▸ Written request: Everything from the line with "What does this" to the end of the data should be restated word for word, and nothing before it.

▸ Provided data:
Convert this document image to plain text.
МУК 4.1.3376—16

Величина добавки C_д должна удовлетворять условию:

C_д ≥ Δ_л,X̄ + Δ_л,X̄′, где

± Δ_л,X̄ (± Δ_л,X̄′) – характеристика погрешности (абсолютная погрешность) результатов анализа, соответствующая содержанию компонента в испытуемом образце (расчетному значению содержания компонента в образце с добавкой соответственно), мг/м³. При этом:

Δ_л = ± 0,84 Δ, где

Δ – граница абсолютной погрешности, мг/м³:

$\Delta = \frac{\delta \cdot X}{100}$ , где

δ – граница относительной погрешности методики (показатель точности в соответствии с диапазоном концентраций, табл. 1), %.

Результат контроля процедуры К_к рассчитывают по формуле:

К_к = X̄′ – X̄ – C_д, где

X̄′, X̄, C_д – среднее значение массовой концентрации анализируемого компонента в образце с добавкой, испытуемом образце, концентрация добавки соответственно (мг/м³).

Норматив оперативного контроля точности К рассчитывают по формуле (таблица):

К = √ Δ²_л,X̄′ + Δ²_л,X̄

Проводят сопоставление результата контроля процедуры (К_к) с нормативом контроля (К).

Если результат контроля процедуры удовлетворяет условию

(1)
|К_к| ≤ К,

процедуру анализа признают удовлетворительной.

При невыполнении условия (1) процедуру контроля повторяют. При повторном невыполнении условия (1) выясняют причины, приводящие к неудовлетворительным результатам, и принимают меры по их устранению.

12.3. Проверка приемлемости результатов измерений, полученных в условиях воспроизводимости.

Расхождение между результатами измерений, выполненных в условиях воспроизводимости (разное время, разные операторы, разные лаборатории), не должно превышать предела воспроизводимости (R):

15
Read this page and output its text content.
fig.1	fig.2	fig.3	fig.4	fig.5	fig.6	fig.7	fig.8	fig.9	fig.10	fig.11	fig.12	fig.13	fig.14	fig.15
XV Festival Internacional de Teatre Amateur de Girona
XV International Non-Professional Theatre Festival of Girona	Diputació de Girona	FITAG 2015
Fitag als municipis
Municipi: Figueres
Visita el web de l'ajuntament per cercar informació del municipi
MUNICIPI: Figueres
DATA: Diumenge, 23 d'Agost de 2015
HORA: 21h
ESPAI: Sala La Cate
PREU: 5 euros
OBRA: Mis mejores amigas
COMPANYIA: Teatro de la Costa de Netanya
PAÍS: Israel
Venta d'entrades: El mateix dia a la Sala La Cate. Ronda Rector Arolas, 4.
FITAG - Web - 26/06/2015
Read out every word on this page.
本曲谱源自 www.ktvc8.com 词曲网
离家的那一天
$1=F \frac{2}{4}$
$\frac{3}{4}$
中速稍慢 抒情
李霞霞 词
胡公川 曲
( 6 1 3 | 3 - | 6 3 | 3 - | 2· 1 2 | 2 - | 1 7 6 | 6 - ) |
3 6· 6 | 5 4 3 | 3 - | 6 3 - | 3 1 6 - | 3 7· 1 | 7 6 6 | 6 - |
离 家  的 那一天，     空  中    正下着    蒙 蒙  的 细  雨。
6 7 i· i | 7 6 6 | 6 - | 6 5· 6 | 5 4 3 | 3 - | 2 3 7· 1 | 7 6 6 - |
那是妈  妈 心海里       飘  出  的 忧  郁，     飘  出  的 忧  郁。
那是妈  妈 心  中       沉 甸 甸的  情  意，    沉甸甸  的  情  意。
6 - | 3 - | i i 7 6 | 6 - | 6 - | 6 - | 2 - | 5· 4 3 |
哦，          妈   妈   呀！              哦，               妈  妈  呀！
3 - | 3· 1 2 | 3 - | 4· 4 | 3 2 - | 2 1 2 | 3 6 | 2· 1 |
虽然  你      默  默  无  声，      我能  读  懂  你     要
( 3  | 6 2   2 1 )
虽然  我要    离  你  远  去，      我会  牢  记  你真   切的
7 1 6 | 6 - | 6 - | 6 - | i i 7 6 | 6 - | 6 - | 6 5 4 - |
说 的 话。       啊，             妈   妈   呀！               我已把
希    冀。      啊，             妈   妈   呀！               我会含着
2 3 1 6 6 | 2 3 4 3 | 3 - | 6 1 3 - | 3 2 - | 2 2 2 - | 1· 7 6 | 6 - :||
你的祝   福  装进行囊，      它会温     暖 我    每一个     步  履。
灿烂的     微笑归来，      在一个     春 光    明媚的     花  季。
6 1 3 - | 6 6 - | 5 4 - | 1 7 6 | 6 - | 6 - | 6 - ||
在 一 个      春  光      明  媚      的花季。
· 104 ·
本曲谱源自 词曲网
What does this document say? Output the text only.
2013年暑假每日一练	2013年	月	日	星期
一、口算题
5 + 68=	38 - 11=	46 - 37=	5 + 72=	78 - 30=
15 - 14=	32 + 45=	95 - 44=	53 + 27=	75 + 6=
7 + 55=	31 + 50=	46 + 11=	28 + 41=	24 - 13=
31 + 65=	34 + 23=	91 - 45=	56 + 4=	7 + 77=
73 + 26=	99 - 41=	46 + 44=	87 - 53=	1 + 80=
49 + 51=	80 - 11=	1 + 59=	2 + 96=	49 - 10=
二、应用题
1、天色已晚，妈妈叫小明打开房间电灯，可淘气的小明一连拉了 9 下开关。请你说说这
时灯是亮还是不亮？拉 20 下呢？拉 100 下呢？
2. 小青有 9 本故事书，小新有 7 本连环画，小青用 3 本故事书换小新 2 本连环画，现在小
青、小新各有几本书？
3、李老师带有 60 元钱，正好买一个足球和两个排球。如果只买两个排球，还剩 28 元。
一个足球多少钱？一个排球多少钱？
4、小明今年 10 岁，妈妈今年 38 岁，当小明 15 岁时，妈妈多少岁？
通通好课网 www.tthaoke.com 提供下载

▸ Task result:
What does this document say? Output the text only.
2013年暑假每日一练	2013年	月	日	星期
一、口算题
5 + 68=	38 - 11=	46 - 37=	5 + 72=	78 - 30=
15 - 14=	32 + 45=	95 - 44=	53 + 27=	75 + 6=
7 + 55=	31 + 50=	46 + 11=	28 + 41=	24 - 13=
31 + 65=	34 + 23=	91 - 45=	56 + 4=	7 + 77=
73 + 26=	99 - 41=	46 + 44=	87 - 53=	1 + 80=
49 + 51=	80 - 11=	1 + 59=	2 + 96=	49 - 10=
二、应用题
1、天色已晚，妈妈叫小明打开房间电灯，可淘气的小明一连拉了 9 下开关。请你说说这
时灯是亮还是不亮？拉 20 下呢？拉 100 下呢？
2. 小青有 9 本故事书，小新有 7 本连环画，小青用 3 本故事书换小新 2 本连环画，现在小
青、小新各有几本书？
3、李老师带有 60 元钱，正好买一个足球和两个排球。如果只买两个排球，还剩 28 元。
一个足球多少钱？一个排球多少钱？
4、小明今年 10 岁，妈妈今年 38 岁，当小明 15 岁时，妈妈多少岁？
通通好课网 www.tthaoke.com 提供下载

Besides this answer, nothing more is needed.